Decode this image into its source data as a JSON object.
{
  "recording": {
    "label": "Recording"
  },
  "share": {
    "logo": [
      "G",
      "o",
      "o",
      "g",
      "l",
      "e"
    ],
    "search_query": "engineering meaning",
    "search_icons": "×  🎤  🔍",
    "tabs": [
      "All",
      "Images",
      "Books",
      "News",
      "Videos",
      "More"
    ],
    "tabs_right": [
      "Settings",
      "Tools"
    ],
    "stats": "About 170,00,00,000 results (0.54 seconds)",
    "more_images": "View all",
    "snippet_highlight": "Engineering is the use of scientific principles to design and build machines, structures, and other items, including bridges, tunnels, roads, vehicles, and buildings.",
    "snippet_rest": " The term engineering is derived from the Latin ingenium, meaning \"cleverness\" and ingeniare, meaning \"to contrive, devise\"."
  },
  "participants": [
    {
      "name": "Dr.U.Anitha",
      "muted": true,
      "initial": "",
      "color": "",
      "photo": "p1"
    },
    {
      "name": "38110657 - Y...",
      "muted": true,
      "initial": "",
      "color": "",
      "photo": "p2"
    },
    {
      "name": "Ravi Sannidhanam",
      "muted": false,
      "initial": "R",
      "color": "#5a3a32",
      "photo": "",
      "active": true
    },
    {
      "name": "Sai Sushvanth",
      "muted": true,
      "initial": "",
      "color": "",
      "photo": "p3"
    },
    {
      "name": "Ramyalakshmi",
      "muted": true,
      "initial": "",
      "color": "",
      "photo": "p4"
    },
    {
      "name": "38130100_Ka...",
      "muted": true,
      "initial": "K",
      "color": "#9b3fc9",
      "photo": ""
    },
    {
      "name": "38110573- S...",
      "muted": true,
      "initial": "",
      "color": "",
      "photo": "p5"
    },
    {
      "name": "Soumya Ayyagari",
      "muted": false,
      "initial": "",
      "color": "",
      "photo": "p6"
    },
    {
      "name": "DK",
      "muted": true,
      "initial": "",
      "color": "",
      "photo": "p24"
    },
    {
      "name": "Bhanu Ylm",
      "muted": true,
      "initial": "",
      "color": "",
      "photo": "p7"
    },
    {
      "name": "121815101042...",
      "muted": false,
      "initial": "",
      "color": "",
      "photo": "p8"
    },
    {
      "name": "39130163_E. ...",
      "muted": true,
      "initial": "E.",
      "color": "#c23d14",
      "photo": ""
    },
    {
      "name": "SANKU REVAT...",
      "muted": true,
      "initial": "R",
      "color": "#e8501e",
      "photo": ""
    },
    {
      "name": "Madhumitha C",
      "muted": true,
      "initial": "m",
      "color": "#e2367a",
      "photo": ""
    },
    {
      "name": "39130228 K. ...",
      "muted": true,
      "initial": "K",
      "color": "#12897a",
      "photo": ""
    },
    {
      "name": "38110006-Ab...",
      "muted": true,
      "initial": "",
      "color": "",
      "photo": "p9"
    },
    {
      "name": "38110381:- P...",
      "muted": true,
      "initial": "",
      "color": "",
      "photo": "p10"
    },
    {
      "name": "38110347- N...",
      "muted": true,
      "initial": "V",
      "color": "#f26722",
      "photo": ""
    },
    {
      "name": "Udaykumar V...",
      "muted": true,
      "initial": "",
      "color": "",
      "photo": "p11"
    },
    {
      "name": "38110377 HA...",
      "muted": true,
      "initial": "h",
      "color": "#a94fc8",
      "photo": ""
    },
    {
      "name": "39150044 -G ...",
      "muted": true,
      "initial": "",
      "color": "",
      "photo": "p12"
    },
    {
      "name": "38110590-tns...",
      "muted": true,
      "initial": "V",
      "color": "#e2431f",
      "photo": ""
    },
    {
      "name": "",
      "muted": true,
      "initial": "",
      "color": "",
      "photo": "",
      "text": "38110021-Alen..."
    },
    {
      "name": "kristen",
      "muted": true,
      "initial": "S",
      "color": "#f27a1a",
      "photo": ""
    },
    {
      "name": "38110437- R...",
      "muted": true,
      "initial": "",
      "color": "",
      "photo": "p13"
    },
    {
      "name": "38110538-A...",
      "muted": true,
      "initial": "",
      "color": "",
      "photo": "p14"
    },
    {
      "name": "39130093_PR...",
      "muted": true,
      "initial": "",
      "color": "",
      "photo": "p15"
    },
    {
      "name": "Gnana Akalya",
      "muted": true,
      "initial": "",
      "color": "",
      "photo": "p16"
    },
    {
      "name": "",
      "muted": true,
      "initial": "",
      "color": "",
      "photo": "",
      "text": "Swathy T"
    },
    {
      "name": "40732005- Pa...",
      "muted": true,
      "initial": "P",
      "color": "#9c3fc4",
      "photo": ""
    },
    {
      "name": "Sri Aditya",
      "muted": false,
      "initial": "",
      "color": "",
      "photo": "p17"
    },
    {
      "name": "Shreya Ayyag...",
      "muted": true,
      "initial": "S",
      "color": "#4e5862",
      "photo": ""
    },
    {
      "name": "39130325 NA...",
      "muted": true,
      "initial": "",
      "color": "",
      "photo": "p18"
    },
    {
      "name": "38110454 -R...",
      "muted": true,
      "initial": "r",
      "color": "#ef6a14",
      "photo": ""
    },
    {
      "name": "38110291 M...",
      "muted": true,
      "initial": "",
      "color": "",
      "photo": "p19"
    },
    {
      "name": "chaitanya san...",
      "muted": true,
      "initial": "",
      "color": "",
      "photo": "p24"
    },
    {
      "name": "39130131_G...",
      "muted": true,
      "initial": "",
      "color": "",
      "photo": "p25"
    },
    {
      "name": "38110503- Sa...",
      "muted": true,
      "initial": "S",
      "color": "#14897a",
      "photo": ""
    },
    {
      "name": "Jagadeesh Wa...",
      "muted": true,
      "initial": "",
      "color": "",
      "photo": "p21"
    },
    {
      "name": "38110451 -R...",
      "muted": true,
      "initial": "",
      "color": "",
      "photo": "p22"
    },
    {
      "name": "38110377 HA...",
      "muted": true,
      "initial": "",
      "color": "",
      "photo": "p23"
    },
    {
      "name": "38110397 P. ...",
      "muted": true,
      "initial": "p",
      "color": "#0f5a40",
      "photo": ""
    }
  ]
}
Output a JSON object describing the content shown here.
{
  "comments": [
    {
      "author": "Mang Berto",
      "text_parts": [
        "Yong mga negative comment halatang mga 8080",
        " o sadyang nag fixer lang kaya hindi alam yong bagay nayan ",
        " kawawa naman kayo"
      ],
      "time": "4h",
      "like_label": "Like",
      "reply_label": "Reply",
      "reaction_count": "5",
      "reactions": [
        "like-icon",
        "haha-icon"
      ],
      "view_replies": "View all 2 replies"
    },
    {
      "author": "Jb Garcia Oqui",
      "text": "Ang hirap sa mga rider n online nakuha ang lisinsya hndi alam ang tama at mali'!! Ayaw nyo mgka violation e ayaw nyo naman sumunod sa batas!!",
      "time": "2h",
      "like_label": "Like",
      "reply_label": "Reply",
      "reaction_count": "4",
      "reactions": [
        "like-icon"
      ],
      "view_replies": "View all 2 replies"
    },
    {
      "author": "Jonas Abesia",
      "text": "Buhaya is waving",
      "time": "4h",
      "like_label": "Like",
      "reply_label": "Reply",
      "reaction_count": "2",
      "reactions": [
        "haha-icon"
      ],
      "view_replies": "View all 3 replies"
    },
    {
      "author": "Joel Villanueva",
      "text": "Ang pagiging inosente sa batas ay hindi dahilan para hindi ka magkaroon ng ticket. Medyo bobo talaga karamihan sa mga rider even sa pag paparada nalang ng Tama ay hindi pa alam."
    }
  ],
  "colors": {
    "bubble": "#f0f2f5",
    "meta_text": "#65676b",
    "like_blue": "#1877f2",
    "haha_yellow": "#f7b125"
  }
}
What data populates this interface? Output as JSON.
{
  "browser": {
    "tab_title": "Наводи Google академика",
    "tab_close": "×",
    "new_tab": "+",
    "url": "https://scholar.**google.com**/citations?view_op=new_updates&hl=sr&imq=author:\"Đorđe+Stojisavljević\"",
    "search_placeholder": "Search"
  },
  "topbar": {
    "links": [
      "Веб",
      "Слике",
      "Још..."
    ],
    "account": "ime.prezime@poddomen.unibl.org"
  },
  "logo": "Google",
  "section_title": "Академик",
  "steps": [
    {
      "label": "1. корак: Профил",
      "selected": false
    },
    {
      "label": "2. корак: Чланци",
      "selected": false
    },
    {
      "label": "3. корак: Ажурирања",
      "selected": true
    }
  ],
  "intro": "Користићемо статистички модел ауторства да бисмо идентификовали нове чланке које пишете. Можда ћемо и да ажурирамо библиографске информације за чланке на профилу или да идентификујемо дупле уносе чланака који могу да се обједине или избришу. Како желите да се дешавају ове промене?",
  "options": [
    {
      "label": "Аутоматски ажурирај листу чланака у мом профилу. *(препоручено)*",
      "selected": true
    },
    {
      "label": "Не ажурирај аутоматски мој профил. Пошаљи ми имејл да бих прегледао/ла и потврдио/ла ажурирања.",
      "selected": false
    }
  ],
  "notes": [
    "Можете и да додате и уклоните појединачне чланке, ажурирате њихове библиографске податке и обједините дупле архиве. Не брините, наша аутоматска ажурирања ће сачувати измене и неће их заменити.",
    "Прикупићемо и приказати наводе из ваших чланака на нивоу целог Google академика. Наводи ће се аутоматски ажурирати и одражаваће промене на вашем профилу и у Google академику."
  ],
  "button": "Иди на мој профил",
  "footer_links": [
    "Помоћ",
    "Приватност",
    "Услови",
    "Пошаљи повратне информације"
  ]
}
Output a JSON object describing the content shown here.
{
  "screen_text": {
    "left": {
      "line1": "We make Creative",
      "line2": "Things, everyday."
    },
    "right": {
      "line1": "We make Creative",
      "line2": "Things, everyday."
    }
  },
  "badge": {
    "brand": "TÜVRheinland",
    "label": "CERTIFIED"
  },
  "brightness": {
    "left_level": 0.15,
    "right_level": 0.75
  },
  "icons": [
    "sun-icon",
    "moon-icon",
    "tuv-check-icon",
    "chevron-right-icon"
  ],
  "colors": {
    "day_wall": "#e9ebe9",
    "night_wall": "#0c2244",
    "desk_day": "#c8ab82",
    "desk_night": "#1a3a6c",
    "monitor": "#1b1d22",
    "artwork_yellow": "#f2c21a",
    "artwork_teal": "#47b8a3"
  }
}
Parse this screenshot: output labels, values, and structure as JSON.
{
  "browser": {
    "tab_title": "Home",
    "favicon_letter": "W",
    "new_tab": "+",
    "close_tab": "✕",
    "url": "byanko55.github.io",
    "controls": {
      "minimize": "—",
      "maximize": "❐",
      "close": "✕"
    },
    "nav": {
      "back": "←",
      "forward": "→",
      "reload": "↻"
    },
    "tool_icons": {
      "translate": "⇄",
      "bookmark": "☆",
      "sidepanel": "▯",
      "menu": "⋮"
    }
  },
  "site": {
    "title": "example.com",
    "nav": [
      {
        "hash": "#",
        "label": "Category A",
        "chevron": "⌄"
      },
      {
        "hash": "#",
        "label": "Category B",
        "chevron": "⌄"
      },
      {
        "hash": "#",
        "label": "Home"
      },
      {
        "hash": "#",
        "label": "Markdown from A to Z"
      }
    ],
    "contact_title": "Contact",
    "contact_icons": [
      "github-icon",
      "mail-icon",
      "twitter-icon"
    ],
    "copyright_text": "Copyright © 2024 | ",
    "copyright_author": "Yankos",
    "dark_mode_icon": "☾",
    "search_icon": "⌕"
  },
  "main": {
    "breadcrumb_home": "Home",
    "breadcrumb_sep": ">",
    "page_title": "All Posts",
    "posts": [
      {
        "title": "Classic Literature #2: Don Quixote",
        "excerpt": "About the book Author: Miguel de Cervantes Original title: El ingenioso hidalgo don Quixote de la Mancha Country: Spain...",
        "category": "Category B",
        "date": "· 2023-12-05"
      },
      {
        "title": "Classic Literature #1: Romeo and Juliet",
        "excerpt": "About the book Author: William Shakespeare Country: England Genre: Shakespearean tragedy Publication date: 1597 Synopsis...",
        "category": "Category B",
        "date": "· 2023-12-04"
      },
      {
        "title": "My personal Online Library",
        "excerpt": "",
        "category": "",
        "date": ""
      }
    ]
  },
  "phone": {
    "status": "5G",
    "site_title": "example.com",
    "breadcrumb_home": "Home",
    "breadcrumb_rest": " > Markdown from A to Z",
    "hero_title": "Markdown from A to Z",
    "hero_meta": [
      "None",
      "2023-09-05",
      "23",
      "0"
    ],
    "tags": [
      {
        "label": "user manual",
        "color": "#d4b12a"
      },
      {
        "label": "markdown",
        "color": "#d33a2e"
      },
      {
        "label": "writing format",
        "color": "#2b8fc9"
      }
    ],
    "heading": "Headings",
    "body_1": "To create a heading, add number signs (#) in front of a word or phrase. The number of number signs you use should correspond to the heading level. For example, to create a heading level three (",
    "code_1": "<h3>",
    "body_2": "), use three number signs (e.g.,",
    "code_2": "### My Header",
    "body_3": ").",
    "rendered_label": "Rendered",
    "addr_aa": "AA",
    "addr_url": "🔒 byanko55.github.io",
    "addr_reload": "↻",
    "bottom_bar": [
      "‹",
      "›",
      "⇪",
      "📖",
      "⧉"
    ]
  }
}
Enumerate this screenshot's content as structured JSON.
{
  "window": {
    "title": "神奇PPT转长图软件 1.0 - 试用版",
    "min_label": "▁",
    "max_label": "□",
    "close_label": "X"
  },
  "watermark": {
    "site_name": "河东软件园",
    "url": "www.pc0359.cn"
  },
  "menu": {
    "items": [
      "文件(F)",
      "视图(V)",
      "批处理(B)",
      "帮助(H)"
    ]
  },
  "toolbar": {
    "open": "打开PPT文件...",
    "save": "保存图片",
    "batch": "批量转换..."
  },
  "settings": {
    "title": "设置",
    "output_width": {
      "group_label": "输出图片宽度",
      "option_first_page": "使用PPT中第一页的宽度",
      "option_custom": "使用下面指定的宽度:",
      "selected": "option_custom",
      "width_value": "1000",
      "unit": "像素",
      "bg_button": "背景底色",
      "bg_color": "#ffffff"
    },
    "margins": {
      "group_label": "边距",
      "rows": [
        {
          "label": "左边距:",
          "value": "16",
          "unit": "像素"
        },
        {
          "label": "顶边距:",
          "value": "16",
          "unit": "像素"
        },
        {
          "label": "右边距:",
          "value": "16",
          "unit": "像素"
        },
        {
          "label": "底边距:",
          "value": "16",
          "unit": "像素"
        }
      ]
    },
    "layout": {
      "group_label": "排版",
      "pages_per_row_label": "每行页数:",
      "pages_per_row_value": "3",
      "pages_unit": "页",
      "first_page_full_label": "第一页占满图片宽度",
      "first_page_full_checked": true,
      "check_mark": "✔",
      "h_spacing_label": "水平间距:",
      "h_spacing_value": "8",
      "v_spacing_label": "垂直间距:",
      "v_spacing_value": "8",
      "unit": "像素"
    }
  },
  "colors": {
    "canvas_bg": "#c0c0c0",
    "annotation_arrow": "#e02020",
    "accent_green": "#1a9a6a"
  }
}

---*---

GIVEN PROBLEM: From the records given above, copy all lines containing "About".

WRITTEN RESPONSE:
    "stats": "About 170,00,00,000 results (0.54 seconds)",
        "excerpt": "About the book Author: Miguel de Cervantes Original title: El ingenioso hidalgo don Quixote de la Mancha Country: Spain...",
        "excerpt": "About the book Author: William Shakespeare Country: England Genre: Shakespearean tragedy Publication date: 1597 Synopsis...",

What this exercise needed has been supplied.